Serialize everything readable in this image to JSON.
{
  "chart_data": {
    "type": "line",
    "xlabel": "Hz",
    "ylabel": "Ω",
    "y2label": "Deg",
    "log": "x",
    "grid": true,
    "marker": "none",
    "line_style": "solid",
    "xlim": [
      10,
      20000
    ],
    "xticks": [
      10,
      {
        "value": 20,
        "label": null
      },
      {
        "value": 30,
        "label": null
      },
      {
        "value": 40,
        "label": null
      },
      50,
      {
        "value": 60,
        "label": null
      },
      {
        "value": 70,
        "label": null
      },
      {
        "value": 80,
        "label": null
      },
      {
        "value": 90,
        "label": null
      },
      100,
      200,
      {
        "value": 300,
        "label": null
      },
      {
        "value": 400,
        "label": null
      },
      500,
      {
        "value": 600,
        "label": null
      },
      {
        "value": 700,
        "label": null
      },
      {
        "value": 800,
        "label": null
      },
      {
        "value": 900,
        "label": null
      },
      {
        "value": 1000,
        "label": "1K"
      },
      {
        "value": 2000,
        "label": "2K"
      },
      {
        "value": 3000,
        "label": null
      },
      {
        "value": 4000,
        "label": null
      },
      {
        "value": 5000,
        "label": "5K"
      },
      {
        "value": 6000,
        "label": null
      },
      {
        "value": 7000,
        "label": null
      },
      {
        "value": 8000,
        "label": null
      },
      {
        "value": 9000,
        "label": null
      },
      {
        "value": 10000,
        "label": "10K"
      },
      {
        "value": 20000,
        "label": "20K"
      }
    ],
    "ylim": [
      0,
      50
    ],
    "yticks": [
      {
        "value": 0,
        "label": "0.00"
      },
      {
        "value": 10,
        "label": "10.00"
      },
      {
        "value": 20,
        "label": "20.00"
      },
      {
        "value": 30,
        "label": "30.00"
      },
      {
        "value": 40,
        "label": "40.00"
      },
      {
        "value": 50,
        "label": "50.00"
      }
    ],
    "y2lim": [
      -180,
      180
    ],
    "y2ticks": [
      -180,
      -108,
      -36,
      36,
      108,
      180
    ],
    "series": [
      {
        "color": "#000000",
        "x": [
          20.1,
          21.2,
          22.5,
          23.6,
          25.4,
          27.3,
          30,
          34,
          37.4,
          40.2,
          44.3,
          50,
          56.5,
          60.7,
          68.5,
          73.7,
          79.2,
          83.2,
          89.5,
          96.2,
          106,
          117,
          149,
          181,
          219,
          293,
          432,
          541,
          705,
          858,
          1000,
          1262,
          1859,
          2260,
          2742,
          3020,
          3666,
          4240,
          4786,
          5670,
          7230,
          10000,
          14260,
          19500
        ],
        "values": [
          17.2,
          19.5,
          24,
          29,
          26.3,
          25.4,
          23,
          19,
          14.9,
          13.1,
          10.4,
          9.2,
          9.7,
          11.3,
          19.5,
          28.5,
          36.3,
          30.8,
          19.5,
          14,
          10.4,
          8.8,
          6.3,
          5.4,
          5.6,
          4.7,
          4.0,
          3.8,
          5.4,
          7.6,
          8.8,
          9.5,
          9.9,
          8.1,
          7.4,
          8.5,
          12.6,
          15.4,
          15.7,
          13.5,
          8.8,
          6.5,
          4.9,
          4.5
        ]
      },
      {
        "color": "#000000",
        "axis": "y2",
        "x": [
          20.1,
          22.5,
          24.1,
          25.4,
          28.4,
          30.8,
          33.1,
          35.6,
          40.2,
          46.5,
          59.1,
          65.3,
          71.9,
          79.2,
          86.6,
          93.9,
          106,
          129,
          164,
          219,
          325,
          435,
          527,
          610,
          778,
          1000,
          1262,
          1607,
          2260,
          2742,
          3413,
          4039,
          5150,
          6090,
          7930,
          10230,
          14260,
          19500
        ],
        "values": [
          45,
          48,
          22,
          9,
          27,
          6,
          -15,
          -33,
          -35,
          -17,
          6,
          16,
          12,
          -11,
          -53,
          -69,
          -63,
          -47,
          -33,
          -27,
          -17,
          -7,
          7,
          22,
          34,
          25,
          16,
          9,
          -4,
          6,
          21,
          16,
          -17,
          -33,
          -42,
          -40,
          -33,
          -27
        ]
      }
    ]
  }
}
* * * * * * *
To be done
Repeat the data precisely, line by line.

Solved exercise
Serialize everything readable in this image to JSON.
{
  "chart_data": {
    "type": "line",
    "xlabel": "Hz",
    "ylabel": "Ω",
    "y2label": "Deg",
    "log": "x",
    "grid": true,
    "marker": "none",
    "line_style": "solid",
    "xlim": [
      10,
      20000
    ],
    "xticks": [
      10,
      {
        "value": 20,
        "label": null
      },
      {
        "value": 30,
        "label": null
      },
      {
        "value": 40,
        "label": null
      },
      50,
      {
        "value": 60,
        "label": null
      },
      {
        "value": 70,
        "label": null
      },
      {
        "value": 80,
        "label": null
      },
      {
        "value": 90,
        "label": null
      },
      100,
      200,
      {
        "value": 300,
        "label": null
      },
      {
        "value": 400,
        "label": null
      },
      500,
      {
        "value": 600,
        "label": null
      },
      {
        "value": 700,
        "label": null
      },
      {
        "value": 800,
        "label": null
      },
      {
        "value": 900,
        "label": null
      },
      {
        "value": 1000,
        "label": "1K"
      },
      {
        "value": 2000,
        "label": "2K"
      },
      {
        "value": 3000,
        "label": null
      },
      {
        "value": 4000,
        "label": null
      },
      {
        "value": 5000,
        "label": "5K"
      },
      {
        "value": 6000,
        "label": null
      },
      {
        "value": 7000,
        "label": null
      },
      {
        "value": 8000,
        "label": null
      },
      {
        "value": 9000,
        "label": null
      },
      {
        "value": 10000,
        "label": "10K"
      },
      {
        "value": 20000,
        "label": "20K"
      }
    ],
    "ylim": [
      0,
      50
    ],
    "yticks": [
      {
        "value": 0,
        "label": "0.00"
      },
      {
        "value": 10,
        "label": "10.00"
      },
      {
        "value": 20,
        "label": "20.00"
      },
      {
        "value": 30,
        "label": "30.00"
      },
      {
        "value": 40,
        "label": "40.00"
      },
      {
        "value": 50,
        "label": "50.00"
      }
    ],
    "y2lim": [
      -180,
      180
    ],
    "y2ticks": [
      -180,
      -108,
      -36,
      36,
      108,
      180
    ],
    "series": [
      {
        "color": "#000000",
        "x": [
          20.1,
          21.2,
          22.5,
          23.6,
          25.4,
          27.3,
          30,
          34,
          37.4,
          40.2,
          44.3,
          50,
          56.5,
          60.7,
          68.5,
          73.7,
          79.2,
          83.2,
          89.5,
          96.2,
          106,
          117,
          149,
          181,
          219,
          293,
          432,
          541,
          705,
          858,
          1000,
          1262,
          1859,
          2260,
          2742,
          3020,
          3666,
          4240,
          4786,
          5670,
          7230,
          10000,
          14260,
          19500
        ],
        "values": [
          17.2,
          19.5,
          24,
          29,
          26.3,
          25.4,
          23,
          19,
          14.9,
          13.1,
          10.4,
          9.2,
          9.7,
          11.3,
          19.5,
          28.5,
          36.3,
          30.8,
          19.5,
          14,
          10.4,
          8.8,
          6.3,
          5.4,
          5.6,
          4.7,
          4.0,
          3.8,
          5.4,
          7.6,
          8.8,
          9.5,
          9.9,
          8.1,
          7.4,
          8.5,
          12.6,
          15.4,
          15.7,
          13.5,
          8.8,
          6.5,
          4.9,
          4.5
        ]
      },
      {
        "color": "#000000",
        "axis": "y2",
        "x": [
          20.1,
          22.5,
          24.1,
          25.4,
          28.4,
          30.8,
          33.1,
          35.6,
          40.2,
          46.5,
          59.1,
          65.3,
          71.9,
          79.2,
          86.6,
          93.9,
          106,
          129,
          164,
          219,
          325,
          435,
          527,
          610,
          778,
          1000,
          1262,
          1607,
          2260,
          2742,
          3413,
          4039,
          5150,
          6090,
          7930,
          10230,
          14260,
          19500
        ],
        "values": [
          45,
          48,
          22,
          9,
          27,
          6,
          -15,
          -33,
          -35,
          -17,
          6,
          16,
          12,
          -11,
          -53,
          -69,
          -63,
          -47,
          -33,
          -27,
          -17,
          -7,
          7,
          22,
          34,
          25,
          16,
          9,
          -4,
          6,
          21,
          16,
          -17,
          -33,
          -42,
          -40,
          -33,
          -27
        ]
      }
    ]
  }
}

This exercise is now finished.